Source records:

^^^^^^^^

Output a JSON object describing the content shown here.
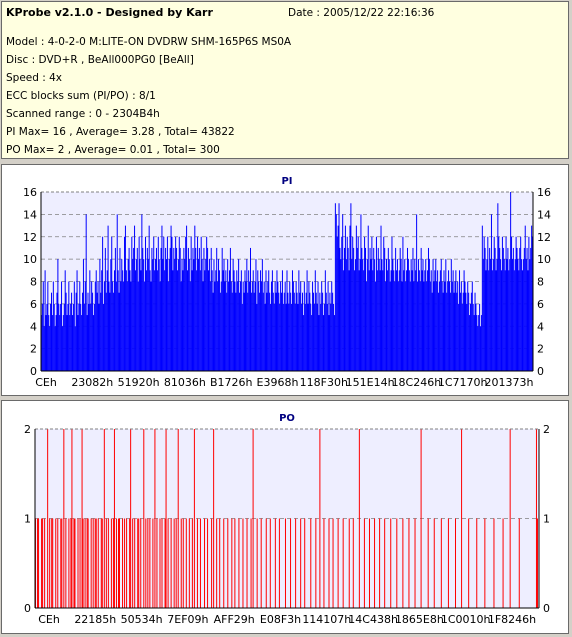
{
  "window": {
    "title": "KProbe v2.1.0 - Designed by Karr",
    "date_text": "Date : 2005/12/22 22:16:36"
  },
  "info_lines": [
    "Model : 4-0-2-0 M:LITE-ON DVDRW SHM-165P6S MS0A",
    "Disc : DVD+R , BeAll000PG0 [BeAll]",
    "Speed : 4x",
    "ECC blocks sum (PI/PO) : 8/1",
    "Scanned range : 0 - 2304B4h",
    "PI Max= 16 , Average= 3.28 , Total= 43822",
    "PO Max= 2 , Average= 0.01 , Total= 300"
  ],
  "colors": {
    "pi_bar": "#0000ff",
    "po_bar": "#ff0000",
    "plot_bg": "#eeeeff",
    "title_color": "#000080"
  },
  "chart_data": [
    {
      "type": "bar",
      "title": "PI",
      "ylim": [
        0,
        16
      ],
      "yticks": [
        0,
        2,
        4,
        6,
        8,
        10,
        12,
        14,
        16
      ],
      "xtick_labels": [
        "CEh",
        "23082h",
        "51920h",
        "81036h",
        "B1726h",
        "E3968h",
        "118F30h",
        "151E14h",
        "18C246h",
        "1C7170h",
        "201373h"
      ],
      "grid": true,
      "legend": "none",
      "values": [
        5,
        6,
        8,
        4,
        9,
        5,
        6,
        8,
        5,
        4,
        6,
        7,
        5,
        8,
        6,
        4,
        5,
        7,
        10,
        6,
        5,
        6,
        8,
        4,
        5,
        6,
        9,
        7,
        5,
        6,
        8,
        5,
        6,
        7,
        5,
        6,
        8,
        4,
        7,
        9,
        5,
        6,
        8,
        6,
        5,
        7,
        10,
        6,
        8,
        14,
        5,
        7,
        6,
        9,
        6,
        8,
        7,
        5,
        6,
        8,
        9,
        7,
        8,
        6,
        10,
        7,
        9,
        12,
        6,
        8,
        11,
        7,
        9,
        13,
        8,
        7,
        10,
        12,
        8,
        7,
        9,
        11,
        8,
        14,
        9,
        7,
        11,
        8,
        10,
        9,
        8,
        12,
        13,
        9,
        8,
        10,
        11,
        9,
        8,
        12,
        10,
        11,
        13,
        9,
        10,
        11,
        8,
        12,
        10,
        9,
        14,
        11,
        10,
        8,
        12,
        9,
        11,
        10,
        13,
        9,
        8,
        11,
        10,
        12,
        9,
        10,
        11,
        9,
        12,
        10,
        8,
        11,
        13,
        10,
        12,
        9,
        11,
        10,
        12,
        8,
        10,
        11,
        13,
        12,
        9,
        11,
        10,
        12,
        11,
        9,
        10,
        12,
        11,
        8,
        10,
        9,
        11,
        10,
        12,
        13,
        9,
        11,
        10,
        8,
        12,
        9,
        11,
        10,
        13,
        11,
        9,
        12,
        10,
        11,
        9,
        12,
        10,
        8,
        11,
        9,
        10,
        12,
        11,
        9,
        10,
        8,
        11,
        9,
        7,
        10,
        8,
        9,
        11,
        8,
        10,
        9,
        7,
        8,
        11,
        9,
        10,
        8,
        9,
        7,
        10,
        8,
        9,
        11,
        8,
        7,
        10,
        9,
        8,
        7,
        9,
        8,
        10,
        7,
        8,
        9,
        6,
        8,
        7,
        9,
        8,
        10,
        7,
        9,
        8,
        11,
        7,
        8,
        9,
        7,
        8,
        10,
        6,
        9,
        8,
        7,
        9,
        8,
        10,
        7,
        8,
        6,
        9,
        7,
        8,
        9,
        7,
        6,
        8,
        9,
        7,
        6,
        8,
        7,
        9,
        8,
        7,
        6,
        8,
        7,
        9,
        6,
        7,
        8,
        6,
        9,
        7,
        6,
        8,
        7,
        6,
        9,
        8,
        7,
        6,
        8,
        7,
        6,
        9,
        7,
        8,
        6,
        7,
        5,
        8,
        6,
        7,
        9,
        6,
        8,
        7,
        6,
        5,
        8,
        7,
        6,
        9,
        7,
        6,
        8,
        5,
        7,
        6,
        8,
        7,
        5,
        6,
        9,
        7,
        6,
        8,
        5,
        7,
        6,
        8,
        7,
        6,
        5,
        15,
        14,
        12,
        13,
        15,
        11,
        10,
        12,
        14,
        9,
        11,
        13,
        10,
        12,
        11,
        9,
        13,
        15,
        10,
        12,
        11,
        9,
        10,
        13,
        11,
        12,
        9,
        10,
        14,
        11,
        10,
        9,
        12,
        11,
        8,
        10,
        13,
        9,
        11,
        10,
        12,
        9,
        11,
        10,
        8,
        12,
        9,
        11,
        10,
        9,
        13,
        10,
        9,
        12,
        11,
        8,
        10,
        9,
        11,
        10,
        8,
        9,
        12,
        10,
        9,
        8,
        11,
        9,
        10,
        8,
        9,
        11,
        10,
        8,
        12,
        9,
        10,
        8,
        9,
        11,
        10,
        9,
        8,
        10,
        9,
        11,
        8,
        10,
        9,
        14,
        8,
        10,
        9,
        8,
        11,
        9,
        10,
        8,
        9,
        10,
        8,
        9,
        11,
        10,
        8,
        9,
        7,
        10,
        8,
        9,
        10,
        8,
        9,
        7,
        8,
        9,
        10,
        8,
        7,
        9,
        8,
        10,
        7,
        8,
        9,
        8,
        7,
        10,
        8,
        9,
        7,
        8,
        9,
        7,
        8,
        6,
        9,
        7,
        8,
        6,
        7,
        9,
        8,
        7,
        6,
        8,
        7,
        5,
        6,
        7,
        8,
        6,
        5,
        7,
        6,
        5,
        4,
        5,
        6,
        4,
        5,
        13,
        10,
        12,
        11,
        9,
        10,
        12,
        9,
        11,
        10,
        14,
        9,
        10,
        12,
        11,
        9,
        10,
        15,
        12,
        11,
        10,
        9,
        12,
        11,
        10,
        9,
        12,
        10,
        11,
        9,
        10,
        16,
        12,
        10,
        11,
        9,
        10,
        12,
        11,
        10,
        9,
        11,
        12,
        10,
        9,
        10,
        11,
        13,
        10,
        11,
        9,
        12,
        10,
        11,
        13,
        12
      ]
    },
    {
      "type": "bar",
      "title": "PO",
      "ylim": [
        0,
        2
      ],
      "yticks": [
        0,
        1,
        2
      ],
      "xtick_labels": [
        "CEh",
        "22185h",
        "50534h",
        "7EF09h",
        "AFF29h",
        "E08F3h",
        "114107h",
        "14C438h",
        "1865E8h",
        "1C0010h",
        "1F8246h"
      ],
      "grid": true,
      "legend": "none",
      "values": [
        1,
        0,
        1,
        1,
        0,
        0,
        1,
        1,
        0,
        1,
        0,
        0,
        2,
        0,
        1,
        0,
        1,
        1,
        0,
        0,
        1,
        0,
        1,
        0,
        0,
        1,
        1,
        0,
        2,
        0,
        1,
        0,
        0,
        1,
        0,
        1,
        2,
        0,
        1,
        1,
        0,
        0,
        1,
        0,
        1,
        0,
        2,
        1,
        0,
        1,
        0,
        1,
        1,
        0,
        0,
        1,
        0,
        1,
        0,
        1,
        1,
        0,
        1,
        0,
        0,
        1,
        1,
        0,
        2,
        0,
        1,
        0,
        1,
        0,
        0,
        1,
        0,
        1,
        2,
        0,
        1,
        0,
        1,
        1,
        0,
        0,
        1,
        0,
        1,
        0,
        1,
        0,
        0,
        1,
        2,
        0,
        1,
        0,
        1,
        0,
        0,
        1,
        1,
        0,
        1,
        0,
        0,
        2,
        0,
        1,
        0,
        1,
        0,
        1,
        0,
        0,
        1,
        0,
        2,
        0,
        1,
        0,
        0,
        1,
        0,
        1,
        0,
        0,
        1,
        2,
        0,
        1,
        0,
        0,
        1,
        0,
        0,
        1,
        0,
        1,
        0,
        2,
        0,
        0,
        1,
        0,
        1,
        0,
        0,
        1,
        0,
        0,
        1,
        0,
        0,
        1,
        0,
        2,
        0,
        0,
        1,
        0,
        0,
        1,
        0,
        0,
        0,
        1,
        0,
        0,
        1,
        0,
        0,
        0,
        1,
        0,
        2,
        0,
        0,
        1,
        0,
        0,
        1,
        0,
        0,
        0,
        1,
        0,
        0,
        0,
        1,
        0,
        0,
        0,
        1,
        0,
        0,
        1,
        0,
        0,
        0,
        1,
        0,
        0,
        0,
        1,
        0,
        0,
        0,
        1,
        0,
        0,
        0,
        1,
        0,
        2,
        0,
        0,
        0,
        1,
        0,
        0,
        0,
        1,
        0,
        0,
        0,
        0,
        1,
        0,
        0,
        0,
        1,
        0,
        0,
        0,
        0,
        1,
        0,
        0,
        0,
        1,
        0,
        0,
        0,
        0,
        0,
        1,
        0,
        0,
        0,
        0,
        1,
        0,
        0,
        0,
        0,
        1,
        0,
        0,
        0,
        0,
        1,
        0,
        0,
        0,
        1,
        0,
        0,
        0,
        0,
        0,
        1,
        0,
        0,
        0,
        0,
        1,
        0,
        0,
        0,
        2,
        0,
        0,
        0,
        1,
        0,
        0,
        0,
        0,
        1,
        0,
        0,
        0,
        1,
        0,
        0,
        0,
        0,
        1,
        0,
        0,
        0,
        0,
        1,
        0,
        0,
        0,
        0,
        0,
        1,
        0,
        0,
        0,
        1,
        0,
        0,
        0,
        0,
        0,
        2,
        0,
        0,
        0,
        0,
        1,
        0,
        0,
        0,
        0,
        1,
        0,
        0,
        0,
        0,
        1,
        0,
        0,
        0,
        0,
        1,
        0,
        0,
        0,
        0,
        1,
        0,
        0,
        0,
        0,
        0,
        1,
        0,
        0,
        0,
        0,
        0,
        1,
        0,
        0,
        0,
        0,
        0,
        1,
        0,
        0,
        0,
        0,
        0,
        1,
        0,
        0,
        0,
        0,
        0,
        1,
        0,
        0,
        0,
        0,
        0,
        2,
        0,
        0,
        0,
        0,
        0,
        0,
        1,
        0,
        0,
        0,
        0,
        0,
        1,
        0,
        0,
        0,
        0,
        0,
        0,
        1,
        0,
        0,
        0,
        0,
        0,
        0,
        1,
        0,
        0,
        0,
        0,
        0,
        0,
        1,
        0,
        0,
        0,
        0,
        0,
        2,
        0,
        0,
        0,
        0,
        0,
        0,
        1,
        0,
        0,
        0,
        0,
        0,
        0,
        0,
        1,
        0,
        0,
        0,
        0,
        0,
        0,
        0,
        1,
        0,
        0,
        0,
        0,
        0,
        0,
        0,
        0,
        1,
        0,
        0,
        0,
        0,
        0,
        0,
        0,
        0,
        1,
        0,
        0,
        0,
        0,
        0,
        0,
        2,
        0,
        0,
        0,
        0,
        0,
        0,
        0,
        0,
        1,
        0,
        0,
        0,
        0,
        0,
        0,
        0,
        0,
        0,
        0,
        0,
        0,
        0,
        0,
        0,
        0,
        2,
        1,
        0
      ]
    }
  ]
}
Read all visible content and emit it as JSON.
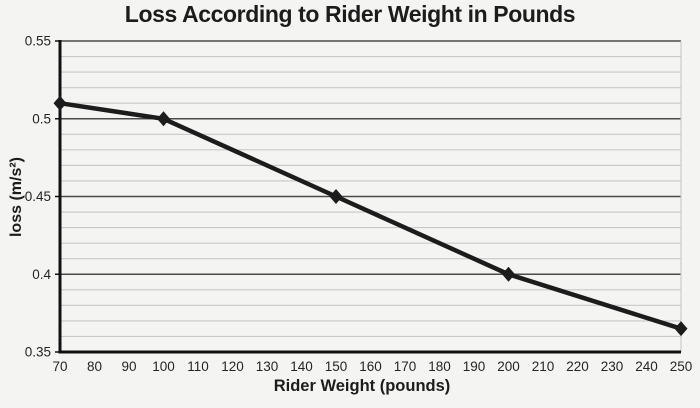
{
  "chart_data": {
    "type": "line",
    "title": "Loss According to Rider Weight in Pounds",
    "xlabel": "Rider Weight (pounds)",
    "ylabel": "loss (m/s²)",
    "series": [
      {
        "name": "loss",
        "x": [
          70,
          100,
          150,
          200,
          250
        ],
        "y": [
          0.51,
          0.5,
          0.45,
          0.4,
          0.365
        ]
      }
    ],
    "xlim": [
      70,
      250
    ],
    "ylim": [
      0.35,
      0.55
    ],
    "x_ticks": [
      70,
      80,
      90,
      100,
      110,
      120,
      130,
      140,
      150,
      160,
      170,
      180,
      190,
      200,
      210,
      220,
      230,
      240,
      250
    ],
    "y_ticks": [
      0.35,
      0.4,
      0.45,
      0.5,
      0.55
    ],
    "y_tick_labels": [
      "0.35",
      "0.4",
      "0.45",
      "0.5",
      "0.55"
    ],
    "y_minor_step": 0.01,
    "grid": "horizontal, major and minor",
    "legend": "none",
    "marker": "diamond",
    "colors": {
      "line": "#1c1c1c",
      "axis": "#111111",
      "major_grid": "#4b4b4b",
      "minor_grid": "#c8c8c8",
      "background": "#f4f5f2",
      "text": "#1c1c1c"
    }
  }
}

^^^^^^^^

● **STATED EXERCISE**: Provide the number of lines containing the string "Rider", with no other output.

● **WRITTEN ANSWER**: 2